* begin *

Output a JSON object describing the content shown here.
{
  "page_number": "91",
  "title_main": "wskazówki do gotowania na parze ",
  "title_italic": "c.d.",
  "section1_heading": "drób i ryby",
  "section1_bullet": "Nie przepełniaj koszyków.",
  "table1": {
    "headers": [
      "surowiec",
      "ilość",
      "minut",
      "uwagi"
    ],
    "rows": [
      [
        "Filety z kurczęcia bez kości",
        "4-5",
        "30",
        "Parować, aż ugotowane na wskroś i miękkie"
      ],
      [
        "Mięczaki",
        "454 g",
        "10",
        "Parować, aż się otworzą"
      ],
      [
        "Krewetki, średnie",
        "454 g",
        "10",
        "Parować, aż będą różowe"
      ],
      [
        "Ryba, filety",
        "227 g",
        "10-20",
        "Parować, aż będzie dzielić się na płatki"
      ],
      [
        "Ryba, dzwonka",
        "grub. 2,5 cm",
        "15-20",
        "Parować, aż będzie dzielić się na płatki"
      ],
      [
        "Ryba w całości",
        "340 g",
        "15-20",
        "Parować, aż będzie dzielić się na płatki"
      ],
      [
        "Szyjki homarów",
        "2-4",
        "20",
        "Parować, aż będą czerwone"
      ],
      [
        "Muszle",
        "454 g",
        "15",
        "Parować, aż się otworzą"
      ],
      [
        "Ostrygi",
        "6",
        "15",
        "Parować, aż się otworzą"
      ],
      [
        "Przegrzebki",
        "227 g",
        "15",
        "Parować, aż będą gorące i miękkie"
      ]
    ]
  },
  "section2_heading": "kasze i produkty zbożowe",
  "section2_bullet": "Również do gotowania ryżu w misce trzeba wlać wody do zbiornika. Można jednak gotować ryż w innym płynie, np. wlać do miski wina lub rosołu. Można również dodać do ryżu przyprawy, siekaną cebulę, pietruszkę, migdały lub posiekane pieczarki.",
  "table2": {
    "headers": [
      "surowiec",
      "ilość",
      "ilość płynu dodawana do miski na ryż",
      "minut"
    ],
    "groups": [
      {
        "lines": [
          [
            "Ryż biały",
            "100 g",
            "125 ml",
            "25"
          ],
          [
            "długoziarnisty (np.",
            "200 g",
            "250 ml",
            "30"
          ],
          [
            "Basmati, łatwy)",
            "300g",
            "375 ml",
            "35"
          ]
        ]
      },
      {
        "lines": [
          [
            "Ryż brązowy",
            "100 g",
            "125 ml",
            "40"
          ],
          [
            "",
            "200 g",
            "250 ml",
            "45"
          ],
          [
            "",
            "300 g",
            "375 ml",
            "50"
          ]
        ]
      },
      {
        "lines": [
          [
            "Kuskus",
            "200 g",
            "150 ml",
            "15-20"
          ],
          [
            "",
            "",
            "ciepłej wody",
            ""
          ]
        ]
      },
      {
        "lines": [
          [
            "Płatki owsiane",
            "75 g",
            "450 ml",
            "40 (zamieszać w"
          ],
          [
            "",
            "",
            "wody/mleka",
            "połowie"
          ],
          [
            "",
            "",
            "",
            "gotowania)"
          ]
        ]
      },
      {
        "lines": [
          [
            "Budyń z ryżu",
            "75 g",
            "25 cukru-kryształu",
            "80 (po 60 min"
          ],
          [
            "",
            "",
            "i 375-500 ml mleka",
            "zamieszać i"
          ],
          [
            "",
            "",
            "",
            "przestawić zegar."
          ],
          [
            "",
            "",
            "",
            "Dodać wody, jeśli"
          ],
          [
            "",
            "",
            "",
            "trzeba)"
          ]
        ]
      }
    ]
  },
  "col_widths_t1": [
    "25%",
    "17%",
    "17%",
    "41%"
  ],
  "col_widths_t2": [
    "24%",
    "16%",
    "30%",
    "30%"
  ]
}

* end *

◆ **Exercise description**: Please repeat the listing above in full and exactly.

◆ **Solved exercise**:
Output a JSON object describing the content shown here.
{
  "page_number": "91",
  "title_main": "wskazówki do gotowania na parze ",
  "title_italic": "c.d.",
  "section1_heading": "drób i ryby",
  "section1_bullet": "Nie przepełniaj koszyków.",
  "table1": {
    "headers": [
      "surowiec",
      "ilość",
      "minut",
      "uwagi"
    ],
    "rows": [
      [
        "Filety z kurczęcia bez kości",
        "4-5",
        "30",
        "Parować, aż ugotowane na wskroś i miękkie"
      ],
      [
        "Mięczaki",
        "454 g",
        "10",
        "Parować, aż się otworzą"
      ],
      [
        "Krewetki, średnie",
        "454 g",
        "10",
        "Parować, aż będą różowe"
      ],
      [
        "Ryba, filety",
        "227 g",
        "10-20",
        "Parować, aż będzie dzielić się na płatki"
      ],
      [
        "Ryba, dzwonka",
        "grub. 2,5 cm",
        "15-20",
        "Parować, aż będzie dzielić się na płatki"
      ],
      [
        "Ryba w całości",
        "340 g",
        "15-20",
        "Parować, aż będzie dzielić się na płatki"
      ],
      [
        "Szyjki homarów",
        "2-4",
        "20",
        "Parować, aż będą czerwone"
      ],
      [
        "Muszle",
        "454 g",
        "15",
        "Parować, aż się otworzą"
      ],
      [
        "Ostrygi",
        "6",
        "15",
        "Parować, aż się otworzą"
      ],
      [
        "Przegrzebki",
        "227 g",
        "15",
        "Parować, aż będą gorące i miękkie"
      ]
    ]
  },
  "section2_heading": "kasze i produkty zbożowe",
  "section2_bullet": "Również do gotowania ryżu w misce trzeba wlać wody do zbiornika. Można jednak gotować ryż w innym płynie, np. wlać do miski wina lub rosołu. Można również dodać do ryżu przyprawy, siekaną cebulę, pietruszkę, migdały lub posiekane pieczarki.",
  "table2": {
    "headers": [
      "surowiec",
      "ilość",
      "ilość płynu dodawana do miski na ryż",
      "minut"
    ],
    "groups": [
      {
        "lines": [
          [
            "Ryż biały",
            "100 g",
            "125 ml",
            "25"
          ],
          [
            "długoziarnisty (np.",
            "200 g",
            "250 ml",
            "30"
          ],
          [
            "Basmati, łatwy)",
            "300g",
            "375 ml",
            "35"
          ]
        ]
      },
      {
        "lines": [
          [
            "Ryż brązowy",
            "100 g",
            "125 ml",
            "40"
          ],
          [
            "",
            "200 g",
            "250 ml",
            "45"
          ],
          [
            "",
            "300 g",
            "375 ml",
            "50"
          ]
        ]
      },
      {
        "lines": [
          [
            "Kuskus",
            "200 g",
            "150 ml",
            "15-20"
          ],
          [
            "",
            "",
            "ciepłej wody",
            ""
          ]
        ]
      },
      {
        "lines": [
          [
            "Płatki owsiane",
            "75 g",
            "450 ml",
            "40 (zamieszać w"
          ],
          [
            "",
            "",
            "wody/mleka",
            "połowie"
          ],
          [
            "",
            "",
            "",
            "gotowania)"
          ]
        ]
      },
      {
        "lines": [
          [
            "Budyń z ryżu",
            "75 g",
            "25 cukru-kryształu",
            "80 (po 60 min"
          ],
          [
            "",
            "",
            "i 375-500 ml mleka",
            "zamieszać i"
          ],
          [
            "",
            "",
            "",
            "przestawić zegar."
          ],
          [
            "",
            "",
            "",
            "Dodać wody, jeśli"
          ],
          [
            "",
            "",
            "",
            "trzeba)"
          ]
        ]
      }
    ]
  },
  "col_widths_t1": [
    "25%",
    "17%",
    "17%",
    "41%"
  ],
  "col_widths_t2": [
    "24%",
    "16%",
    "30%",
    "30%"
  ]
}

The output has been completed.